-- Start Records --

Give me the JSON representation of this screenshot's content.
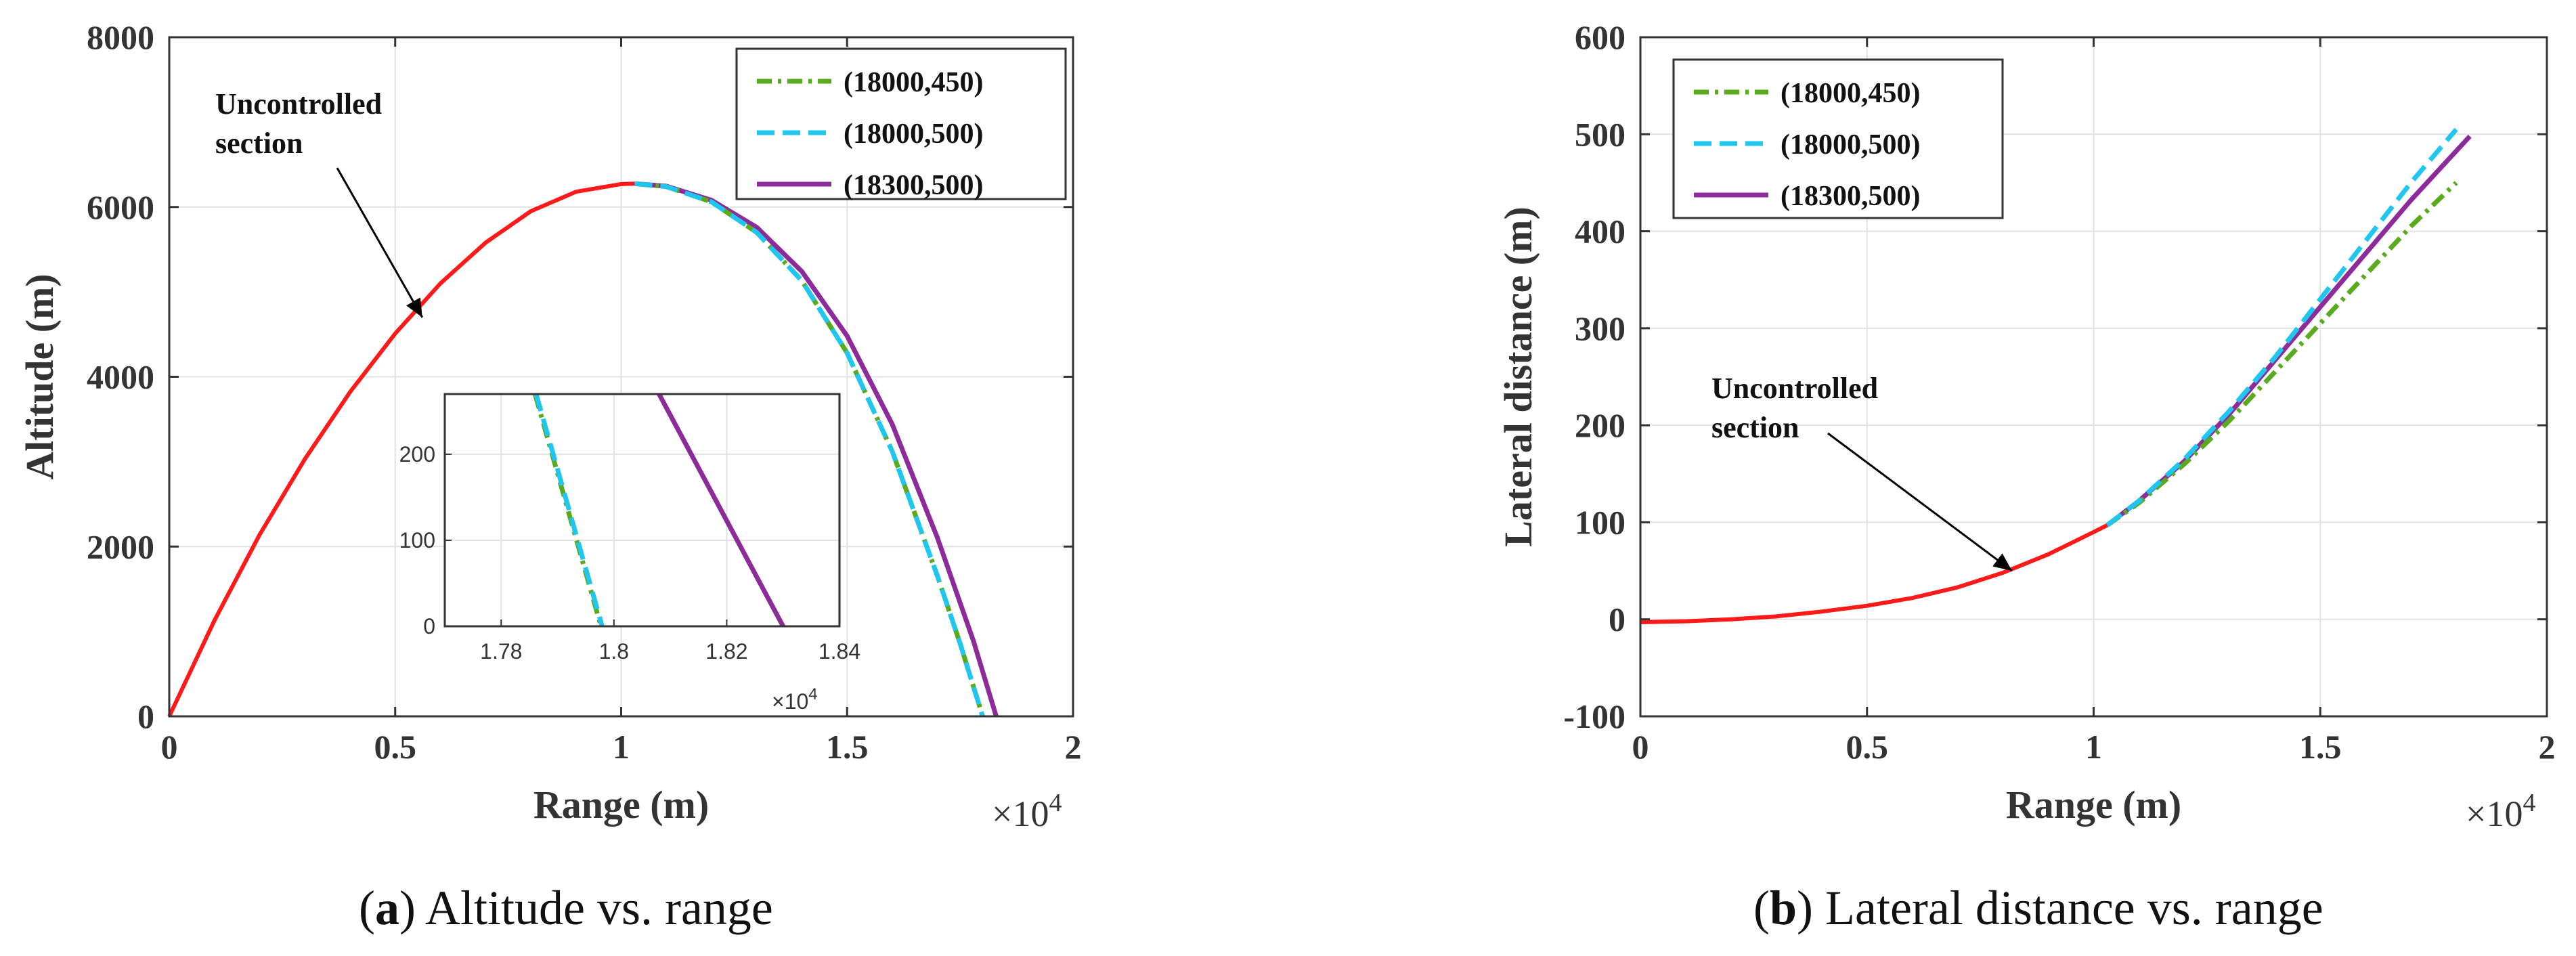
{
  "chart_data": [
    {
      "type": "line",
      "title": "",
      "xlabel": "Range (m)",
      "ylabel": "Altitude (m)",
      "xlim": [
        0,
        20000
      ],
      "ylim": [
        0,
        8000
      ],
      "xticks": [
        0,
        5000,
        10000,
        15000,
        20000
      ],
      "xtick_labels": [
        "0",
        "0.5",
        "1",
        "1.5",
        "2"
      ],
      "yticks": [
        0,
        2000,
        4000,
        6000,
        8000
      ],
      "ytick_labels": [
        "0",
        "2000",
        "4000",
        "6000",
        "8000"
      ],
      "x_exponent": "×10",
      "x_exponent_power": "4",
      "grid": true,
      "legend_position": "top-right",
      "annotation": {
        "line1": "Uncontrolled",
        "line2": "section",
        "arrow_to": [
          5600,
          4700
        ]
      },
      "uncontrolled": {
        "name": "Uncontrolled section",
        "color": "#ff1a1a",
        "x": [
          0,
          1000,
          2000,
          3000,
          4000,
          5000,
          6000,
          7000,
          8000,
          9000,
          10000,
          10300
        ],
        "y": [
          0,
          1130,
          2140,
          3030,
          3820,
          4510,
          5100,
          5580,
          5950,
          6180,
          6270,
          6275
        ]
      },
      "series": [
        {
          "name": "(18000,450)",
          "color": "#5aaa1e",
          "dash": "dashdot",
          "x": [
            10300,
            11000,
            12000,
            13000,
            14000,
            15000,
            16000,
            17000,
            17500,
            18000
          ],
          "y": [
            6275,
            6240,
            6060,
            5700,
            5130,
            4280,
            3120,
            1650,
            860,
            0
          ]
        },
        {
          "name": "(18000,500)",
          "color": "#1fc6f0",
          "dash": "dashed",
          "x": [
            10300,
            11000,
            12000,
            13000,
            14000,
            15000,
            16000,
            17000,
            17500,
            18000
          ],
          "y": [
            6275,
            6240,
            6060,
            5700,
            5130,
            4280,
            3120,
            1650,
            860,
            0
          ]
        },
        {
          "name": "(18300,500)",
          "color": "#8e2b9b",
          "dash": "solid",
          "x": [
            10300,
            11000,
            12000,
            13000,
            14000,
            15000,
            16000,
            17000,
            17800,
            18300
          ],
          "y": [
            6275,
            6245,
            6080,
            5760,
            5240,
            4480,
            3440,
            2100,
            880,
            0
          ]
        }
      ],
      "inset": {
        "xlim": [
          17700,
          18400
        ],
        "ylim": [
          0,
          270
        ],
        "xticks": [
          17800,
          18000,
          18200,
          18400
        ],
        "xtick_labels": [
          "1.78",
          "1.8",
          "1.82",
          "1.84"
        ],
        "yticks": [
          0,
          100,
          200
        ],
        "ytick_labels": [
          "0",
          "100",
          "200"
        ],
        "x_exponent": "×10",
        "x_exponent_power": "4",
        "series": [
          {
            "name": "(18000,450)",
            "x": [
              17860,
              17977
            ],
            "y": [
              270,
              0
            ]
          },
          {
            "name": "(18000,500)",
            "x": [
              17862,
              17979
            ],
            "y": [
              270,
              0
            ]
          },
          {
            "name": "(18300,500)",
            "x": [
              18080,
              18300
            ],
            "y": [
              270,
              0
            ]
          }
        ]
      }
    },
    {
      "type": "line",
      "title": "",
      "xlabel": "Range (m)",
      "ylabel": "Lateral distance (m)",
      "xlim": [
        0,
        20000
      ],
      "ylim": [
        -100,
        600
      ],
      "xticks": [
        0,
        5000,
        10000,
        15000,
        20000
      ],
      "xtick_labels": [
        "0",
        "0.5",
        "1",
        "1.5",
        "2"
      ],
      "yticks": [
        -100,
        0,
        100,
        200,
        300,
        400,
        500,
        600
      ],
      "ytick_labels": [
        "-100",
        "0",
        "100",
        "200",
        "300",
        "400",
        "500",
        "600"
      ],
      "x_exponent": "×10",
      "x_exponent_power": "4",
      "grid": true,
      "legend_position": "top-left",
      "annotation": {
        "line1": "Uncontrolled",
        "line2": "section",
        "arrow_to": [
          8200,
          50
        ]
      },
      "uncontrolled": {
        "name": "Uncontrolled section",
        "color": "#ff1a1a",
        "x": [
          0,
          1000,
          2000,
          3000,
          4000,
          5000,
          6000,
          7000,
          8000,
          9000,
          10000,
          10300
        ],
        "y": [
          -3,
          -2,
          0,
          3,
          8,
          14,
          22,
          33,
          48,
          67,
          90,
          97
        ]
      },
      "series": [
        {
          "name": "(18000,450)",
          "color": "#5aaa1e",
          "dash": "dashdot",
          "x": [
            10300,
            11000,
            12000,
            13000,
            14000,
            15000,
            16000,
            17000,
            18000
          ],
          "y": [
            97,
            120,
            160,
            205,
            255,
            305,
            355,
            405,
            450
          ]
        },
        {
          "name": "(18000,500)",
          "color": "#1fc6f0",
          "dash": "dashed",
          "x": [
            10300,
            11000,
            12000,
            13000,
            14000,
            15000,
            16000,
            17000,
            18000
          ],
          "y": [
            97,
            122,
            165,
            215,
            270,
            330,
            390,
            450,
            505
          ]
        },
        {
          "name": "(18300,500)",
          "color": "#8e2b9b",
          "dash": "solid",
          "x": [
            10300,
            11000,
            12000,
            13000,
            14000,
            15000,
            16000,
            17000,
            18300
          ],
          "y": [
            97,
            122,
            163,
            212,
            267,
            322,
            377,
            432,
            498
          ]
        }
      ]
    }
  ],
  "captions": {
    "a": {
      "letter": "a",
      "text": " Altitude vs. range"
    },
    "b": {
      "letter": "b",
      "text": " Lateral distance vs. range"
    }
  }
}
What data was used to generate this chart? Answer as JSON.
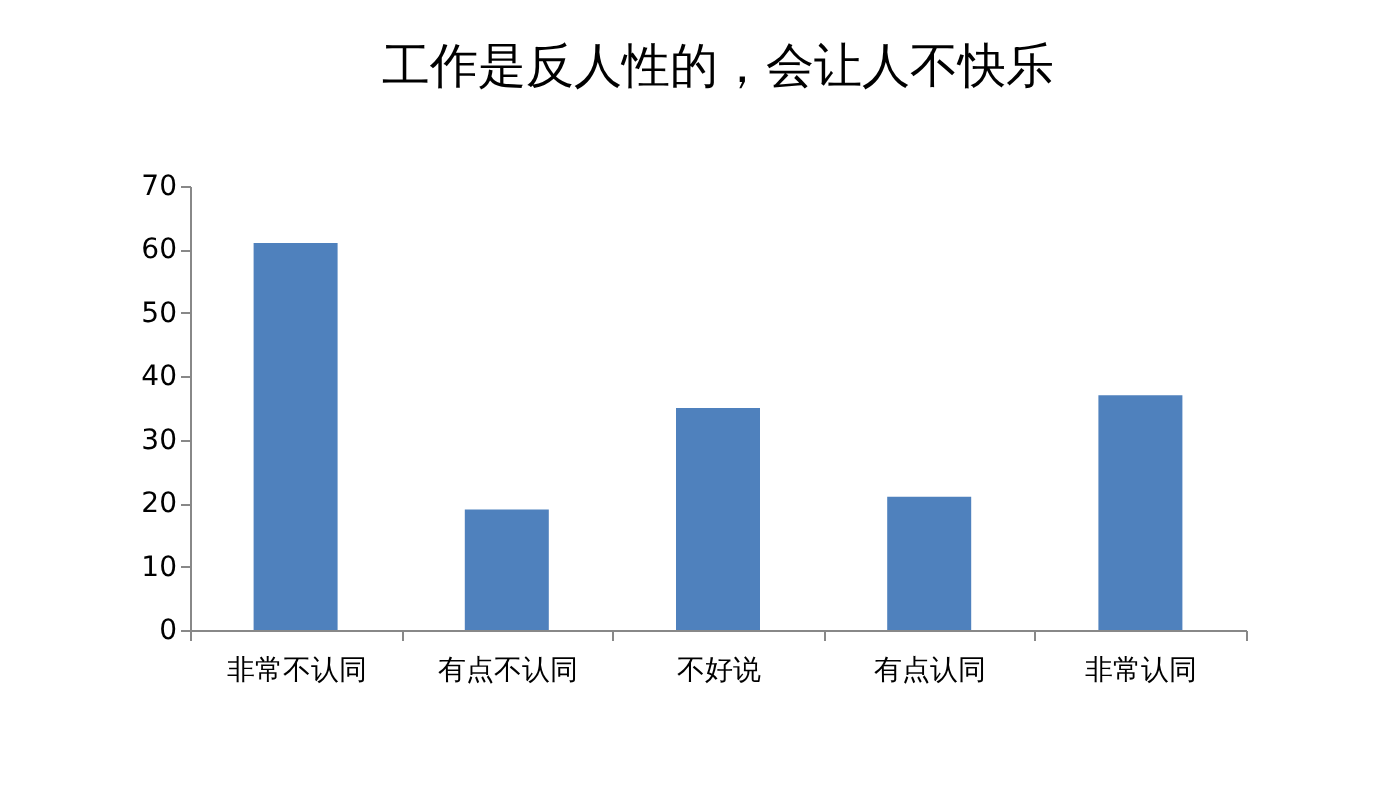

-- End Records --

(Work to be completed)
Leave out the pictures and reproduce the rest of the listing exactly.

(Complete answer)
Give me the JSON representation of this screenshot's content.
{
  "chart_data": [
    {
      "type": "line",
      "title": "",
      "xlabel": "Range (m)",
      "ylabel": "Altitude (m)",
      "xlim": [
        0,
        20000
      ],
      "ylim": [
        0,
        8000
      ],
      "xticks": [
        0,
        5000,
        10000,
        15000,
        20000
      ],
      "xtick_labels": [
        "0",
        "0.5",
        "1",
        "1.5",
        "2"
      ],
      "yticks": [
        0,
        2000,
        4000,
        6000,
        8000
      ],
      "ytick_labels": [
        "0",
        "2000",
        "4000",
        "6000",
        "8000"
      ],
      "x_exponent": "×10",
      "x_exponent_power": "4",
      "grid": true,
      "legend_position": "top-right",
      "annotation": {
        "line1": "Uncontrolled",
        "line2": "section",
        "arrow_to": [
          5600,
          4700
        ]
      },
      "uncontrolled": {
        "name": "Uncontrolled section",
        "color": "#ff1a1a",
        "x": [
          0,
          1000,
          2000,
          3000,
          4000,
          5000,
          6000,
          7000,
          8000,
          9000,
          10000,
          10300
        ],
        "y": [
          0,
          1130,
          2140,
          3030,
          3820,
          4510,
          5100,
          5580,
          5950,
          6180,
          6270,
          6275
        ]
      },
      "series": [
        {
          "name": "(18000,450)",
          "color": "#5aaa1e",
          "dash": "dashdot",
          "x": [
            10300,
            11000,
            12000,
            13000,
            14000,
            15000,
            16000,
            17000,
            17500,
            18000
          ],
          "y": [
            6275,
            6240,
            6060,
            5700,
            5130,
            4280,
            3120,
            1650,
            860,
            0
          ]
        },
        {
          "name": "(18000,500)",
          "color": "#1fc6f0",
          "dash": "dashed",
          "x": [
            10300,
            11000,
            12000,
            13000,
            14000,
            15000,
            16000,
            17000,
            17500,
            18000
          ],
          "y": [
            6275,
            6240,
            6060,
            5700,
            5130,
            4280,
            3120,
            1650,
            860,
            0
          ]
        },
        {
          "name": "(18300,500)",
          "color": "#8e2b9b",
          "dash": "solid",
          "x": [
            10300,
            11000,
            12000,
            13000,
            14000,
            15000,
            16000,
            17000,
            17800,
            18300
          ],
          "y": [
            6275,
            6245,
            6080,
            5760,
            5240,
            4480,
            3440,
            2100,
            880,
            0
          ]
        }
      ],
      "inset": {
        "xlim": [
          17700,
          18400
        ],
        "ylim": [
          0,
          270
        ],
        "xticks": [
          17800,
          18000,
          18200,
          18400
        ],
        "xtick_labels": [
          "1.78",
          "1.8",
          "1.82",
          "1.84"
        ],
        "yticks": [
          0,
          100,
          200
        ],
        "ytick_labels": [
          "0",
          "100",
          "200"
        ],
        "x_exponent": "×10",
        "x_exponent_power": "4",
        "series": [
          {
            "name": "(18000,450)",
            "x": [
              17860,
              17977
            ],
            "y": [
              270,
              0
            ]
          },
          {
            "name": "(18000,500)",
            "x": [
              17862,
              17979
            ],
            "y": [
              270,
              0
            ]
          },
          {
            "name": "(18300,500)",
            "x": [
              18080,
              18300
            ],
            "y": [
              270,
              0
            ]
          }
        ]
      }
    },
    {
      "type": "line",
      "title": "",
      "xlabel": "Range (m)",
      "ylabel": "Lateral distance (m)",
      "xlim": [
        0,
        20000
      ],
      "ylim": [
        -100,
        600
      ],
      "xticks": [
        0,
        5000,
        10000,
        15000,
        20000
      ],
      "xtick_labels": [
        "0",
        "0.5",
        "1",
        "1.5",
        "2"
      ],
      "yticks": [
        -100,
        0,
        100,
        200,
        300,
        400,
        500,
        600
      ],
      "ytick_labels": [
        "-100",
        "0",
        "100",
        "200",
        "300",
        "400",
        "500",
        "600"
      ],
      "x_exponent": "×10",
      "x_exponent_power": "4",
      "grid": true,
      "legend_position": "top-left",
      "annotation": {
        "line1": "Uncontrolled",
        "line2": "section",
        "arrow_to": [
          8200,
          50
        ]
      },
      "uncontrolled": {
        "name": "Uncontrolled section",
        "color": "#ff1a1a",
        "x": [
          0,
          1000,
          2000,
          3000,
          4000,
          5000,
          6000,
          7000,
          8000,
          9000,
          10000,
          10300
        ],
        "y": [
          -3,
          -2,
          0,
          3,
          8,
          14,
          22,
          33,
          48,
          67,
          90,
          97
        ]
      },
      "series": [
        {
          "name": "(18000,450)",
          "color": "#5aaa1e",
          "dash": "dashdot",
          "x": [
            10300,
            11000,
            12000,
            13000,
            14000,
            15000,
            16000,
            17000,
            18000
          ],
          "y": [
            97,
            120,
            160,
            205,
            255,
            305,
            355,
            405,
            450
          ]
        },
        {
          "name": "(18000,500)",
          "color": "#1fc6f0",
          "dash": "dashed",
          "x": [
            10300,
            11000,
            12000,
            13000,
            14000,
            15000,
            16000,
            17000,
            18000
          ],
          "y": [
            97,
            122,
            165,
            215,
            270,
            330,
            390,
            450,
            505
          ]
        },
        {
          "name": "(18300,500)",
          "color": "#8e2b9b",
          "dash": "solid",
          "x": [
            10300,
            11000,
            12000,
            13000,
            14000,
            15000,
            16000,
            17000,
            18300
          ],
          "y": [
            97,
            122,
            163,
            212,
            267,
            322,
            377,
            432,
            498
          ]
        }
      ]
    }
  ],
  "captions": {
    "a": {
      "letter": "a",
      "text": " Altitude vs. range"
    },
    "b": {
      "letter": "b",
      "text": " Lateral distance vs. range"
    }
  }
}
What data was used to generate this chart? Answer as JSON.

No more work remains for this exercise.